▶ **Extracted data**:
[start]
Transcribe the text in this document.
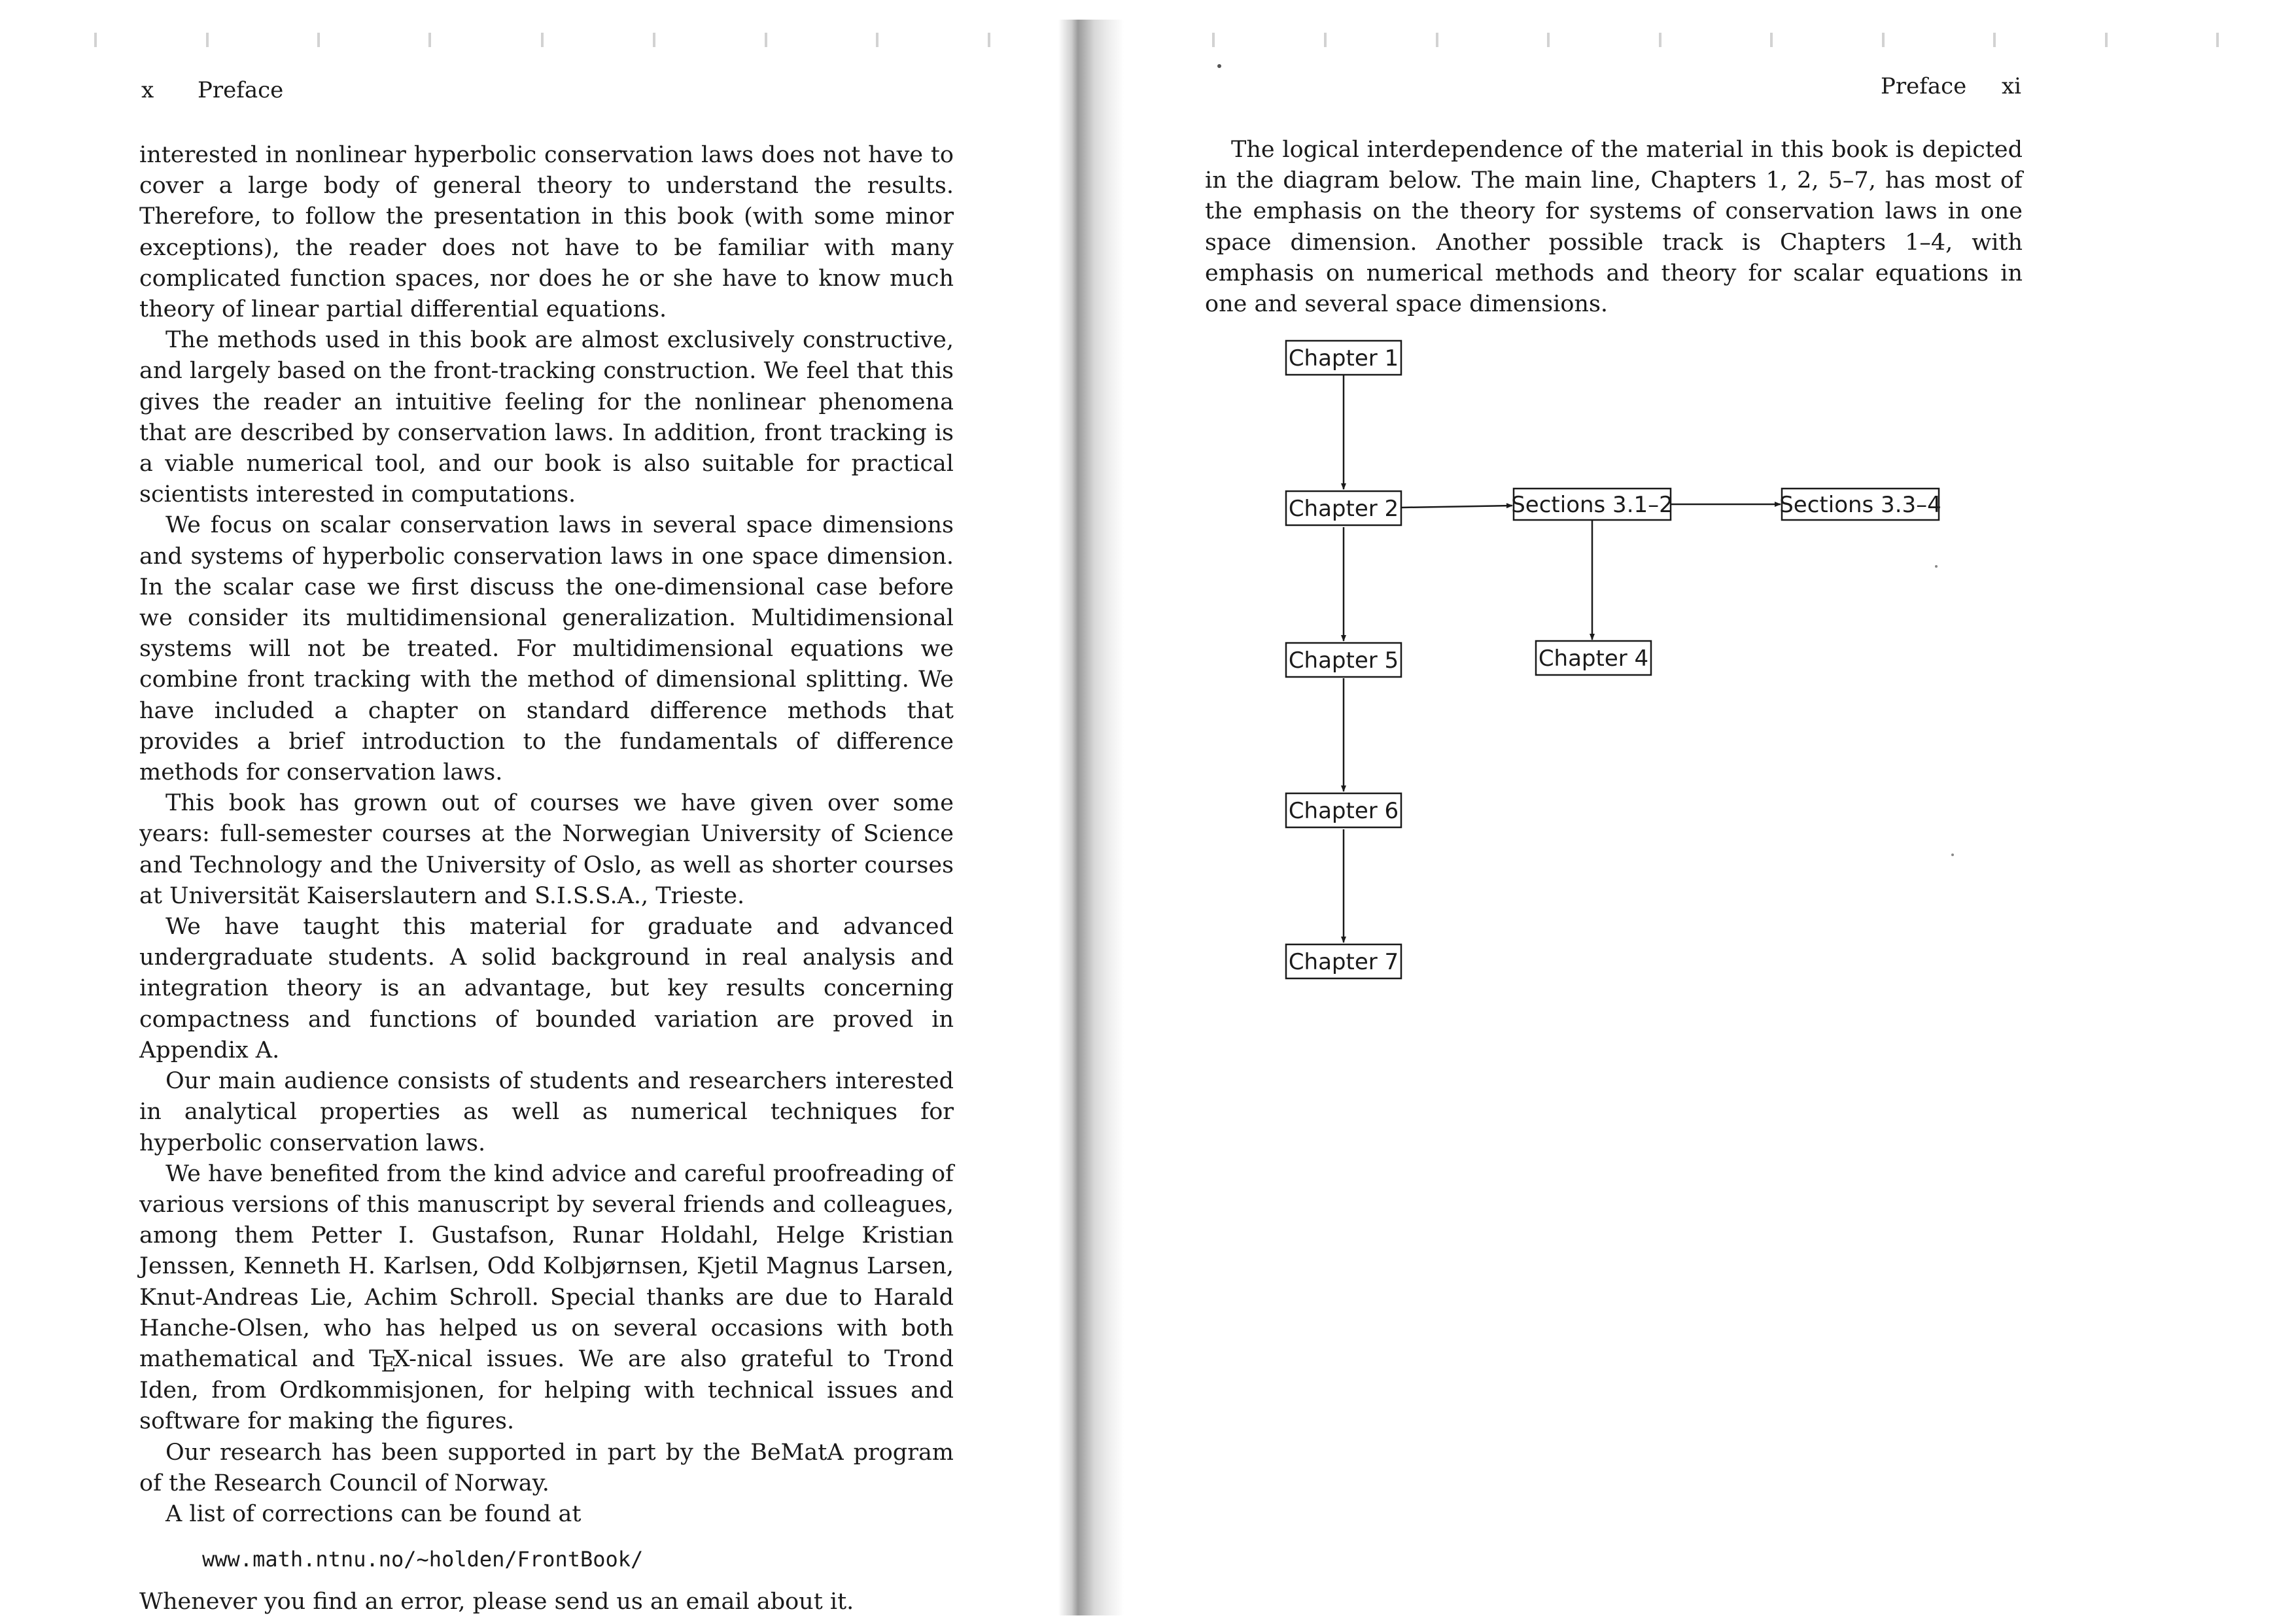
x Preface

interested in nonlinear hyperbolic conservation laws does not have to cover a large body of general theory to understand the results. Therefore, to follow the presentation in this book (with some minor exceptions), the reader does not have to be familiar with many complicated function spaces, nor does he or she have to know much theory of linear partial differential equations.

The methods used in this book are almost exclusively constructive, and largely based on the front-tracking construction. We feel that this gives the reader an intuitive feeling for the nonlinear phenomena that are described by conservation laws. In addition, front tracking is a viable numerical tool, and our book is also suitable for practical scientists interested in computations.

We focus on scalar conservation laws in several space dimensions and systems of hyperbolic conservation laws in one space dimension. In the scalar case we first discuss the one-dimensional case before we consider its multidimensional generalization. Multidimensional systems will not be treated. For multidimensional equations we combine front tracking with the method of dimensional splitting. We have included a chapter on standard difference methods that provides a brief introduction to the fundamentals of difference methods for conservation laws.

This book has grown out of courses we have given over some years: full-semester courses at the Norwegian University of Science and Technology and the University of Oslo, as well as shorter courses at Universität Kaiserslautern and S.I.S.S.A., Trieste.

We have taught this material for graduate and advanced undergraduate students. A solid background in real analysis and integration theory is an advantage, but key results concerning compactness and functions of bounded variation are proved in Appendix A.

Our main audience consists of students and researchers interested in analytical properties as well as numerical techniques for hyperbolic conservation laws.

We have benefited from the kind advice and careful proofreading of various versions of this manuscript by several friends and colleagues, among them Petter I. Gustafson, Runar Holdahl, Helge Kristian Jenssen, Kenneth H. Karlsen, Odd Kolbjørnsen, Kjetil Magnus Larsen, Knut-Andreas Lie, Achim Schroll. Special thanks are due to Harald Hanche-Olsen, who has helped us on several occasions with both mathematical and TEX-nical issues. We are also grateful to Trond Iden, from Ordkommisjonen, for helping with technical issues and software for making the figures.

Our research has been supported in part by the BeMatA program of the Research Council of Norway.

A list of corrections can be found at

www.math.ntnu.no/~holden/FrontBook/

Whenever you find an error, please send us an email about it.

Preface xi

The logical interdependence of the material in this book is depicted in the diagram below. The main line, Chapters 1, 2, 5–7, has most of the emphasis on the theory for systems of conservation laws in one space dimension. Another possible track is Chapters 1–4, with emphasis on numerical methods and theory for scalar equations in one and several space dimensions.

Chapter 1
Chapter 2	Sections 3.1–2	Sections 3.3–4
Chapter 4
Chapter 5
Chapter 6
Chapter 7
[end]
Copy out every line holding the string "that".

▶ **Correct answer**:
The methods used in this book are almost exclusively constructive, and largely based on the front-tracking construction. We feel that this gives the reader an intuitive feeling for the nonlinear phenomena that are described by conservation laws. In addition, front tracking is a viable numerical tool, and our book is also suitable for practical scientists interested in computations.
We focus on scalar conservation laws in several space dimensions and systems of hyperbolic conservation laws in one space dimension. In the scalar case we first discuss the one-dimensional case before we consider its multidimensional generalization. Multidimensional systems will not be treated. For multidimensional equations we combine front tracking with the method of dimensional splitting. We have included a chapter on standard difference methods that provides a brief introduction to the fundamentals of difference methods for conservation laws.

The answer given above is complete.